■ **Exercise material**
::::::
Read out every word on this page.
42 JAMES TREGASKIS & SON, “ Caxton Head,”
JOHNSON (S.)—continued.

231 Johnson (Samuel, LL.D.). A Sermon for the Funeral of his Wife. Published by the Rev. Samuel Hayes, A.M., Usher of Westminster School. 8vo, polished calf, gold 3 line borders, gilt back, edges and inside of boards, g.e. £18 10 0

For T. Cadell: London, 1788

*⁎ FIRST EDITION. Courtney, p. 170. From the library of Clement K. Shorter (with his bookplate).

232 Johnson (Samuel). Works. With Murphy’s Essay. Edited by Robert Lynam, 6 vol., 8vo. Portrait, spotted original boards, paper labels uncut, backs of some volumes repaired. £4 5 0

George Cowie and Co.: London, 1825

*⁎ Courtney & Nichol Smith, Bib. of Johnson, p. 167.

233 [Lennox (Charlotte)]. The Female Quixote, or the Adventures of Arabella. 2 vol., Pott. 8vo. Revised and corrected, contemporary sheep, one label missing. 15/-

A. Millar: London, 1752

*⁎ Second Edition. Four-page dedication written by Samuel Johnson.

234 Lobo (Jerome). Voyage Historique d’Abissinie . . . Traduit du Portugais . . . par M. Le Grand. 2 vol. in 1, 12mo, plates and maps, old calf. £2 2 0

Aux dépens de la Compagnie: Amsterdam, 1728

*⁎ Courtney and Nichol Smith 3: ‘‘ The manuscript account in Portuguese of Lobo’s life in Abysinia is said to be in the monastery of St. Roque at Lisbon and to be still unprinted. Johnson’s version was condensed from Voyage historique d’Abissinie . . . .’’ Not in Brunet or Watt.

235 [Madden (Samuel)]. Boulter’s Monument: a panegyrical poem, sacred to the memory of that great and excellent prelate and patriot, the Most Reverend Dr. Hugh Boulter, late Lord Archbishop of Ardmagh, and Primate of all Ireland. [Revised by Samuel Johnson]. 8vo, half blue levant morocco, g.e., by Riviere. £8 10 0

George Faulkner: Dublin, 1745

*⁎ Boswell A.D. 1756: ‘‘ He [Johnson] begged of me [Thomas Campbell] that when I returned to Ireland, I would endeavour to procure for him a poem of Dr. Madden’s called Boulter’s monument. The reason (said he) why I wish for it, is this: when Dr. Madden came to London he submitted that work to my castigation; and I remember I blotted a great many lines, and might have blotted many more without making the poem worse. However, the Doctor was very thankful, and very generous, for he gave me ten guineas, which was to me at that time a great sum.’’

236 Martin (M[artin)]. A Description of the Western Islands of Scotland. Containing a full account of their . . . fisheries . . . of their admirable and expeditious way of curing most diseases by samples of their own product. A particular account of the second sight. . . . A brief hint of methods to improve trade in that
::::::
Please output the complete data exactly.

■ **Task output**
Read out every word on this page.
42 JAMES TREGASKIS & SON, “ Caxton Head,”
JOHNSON (S.)—continued.

231 Johnson (Samuel, LL.D.). A Sermon for the Funeral of his Wife. Published by the Rev. Samuel Hayes, A.M., Usher of Westminster School. 8vo, polished calf, gold 3 line borders, gilt back, edges and inside of boards, g.e. £18 10 0

For T. Cadell: London, 1788

*⁎ FIRST EDITION. Courtney, p. 170. From the library of Clement K. Shorter (with his bookplate).

232 Johnson (Samuel). Works. With Murphy’s Essay. Edited by Robert Lynam, 6 vol., 8vo. Portrait, spotted original boards, paper labels uncut, backs of some volumes repaired. £4 5 0

George Cowie and Co.: London, 1825

*⁎ Courtney & Nichol Smith, Bib. of Johnson, p. 167.

233 [Lennox (Charlotte)]. The Female Quixote, or the Adventures of Arabella. 2 vol., Pott. 8vo. Revised and corrected, contemporary sheep, one label missing. 15/-

A. Millar: London, 1752

*⁎ Second Edition. Four-page dedication written by Samuel Johnson.

234 Lobo (Jerome). Voyage Historique d’Abissinie . . . Traduit du Portugais . . . par M. Le Grand. 2 vol. in 1, 12mo, plates and maps, old calf. £2 2 0

Aux dépens de la Compagnie: Amsterdam, 1728

*⁎ Courtney and Nichol Smith 3: ‘‘ The manuscript account in Portuguese of Lobo’s life in Abysinia is said to be in the monastery of St. Roque at Lisbon and to be still unprinted. Johnson’s version was condensed from Voyage historique d’Abissinie . . . .’’ Not in Brunet or Watt.

235 [Madden (Samuel)]. Boulter’s Monument: a panegyrical poem, sacred to the memory of that great and excellent prelate and patriot, the Most Reverend Dr. Hugh Boulter, late Lord Archbishop of Ardmagh, and Primate of all Ireland. [Revised by Samuel Johnson]. 8vo, half blue levant morocco, g.e., by Riviere. £8 10 0

George Faulkner: Dublin, 1745

*⁎ Boswell A.D. 1756: ‘‘ He [Johnson] begged of me [Thomas Campbell] that when I returned to Ireland, I would endeavour to procure for him a poem of Dr. Madden’s called Boulter’s monument. The reason (said he) why I wish for it, is this: when Dr. Madden came to London he submitted that work to my castigation; and I remember I blotted a great many lines, and might have blotted many more without making the poem worse. However, the Doctor was very thankful, and very generous, for he gave me ten guineas, which was to me at that time a great sum.’’

236 Martin (M[artin)]. A Description of the Western Islands of Scotland. Containing a full account of their . . . fisheries . . . of their admirable and expeditious way of curing most diseases by samples of their own product. A particular account of the second sight. . . . A brief hint of methods to improve trade in that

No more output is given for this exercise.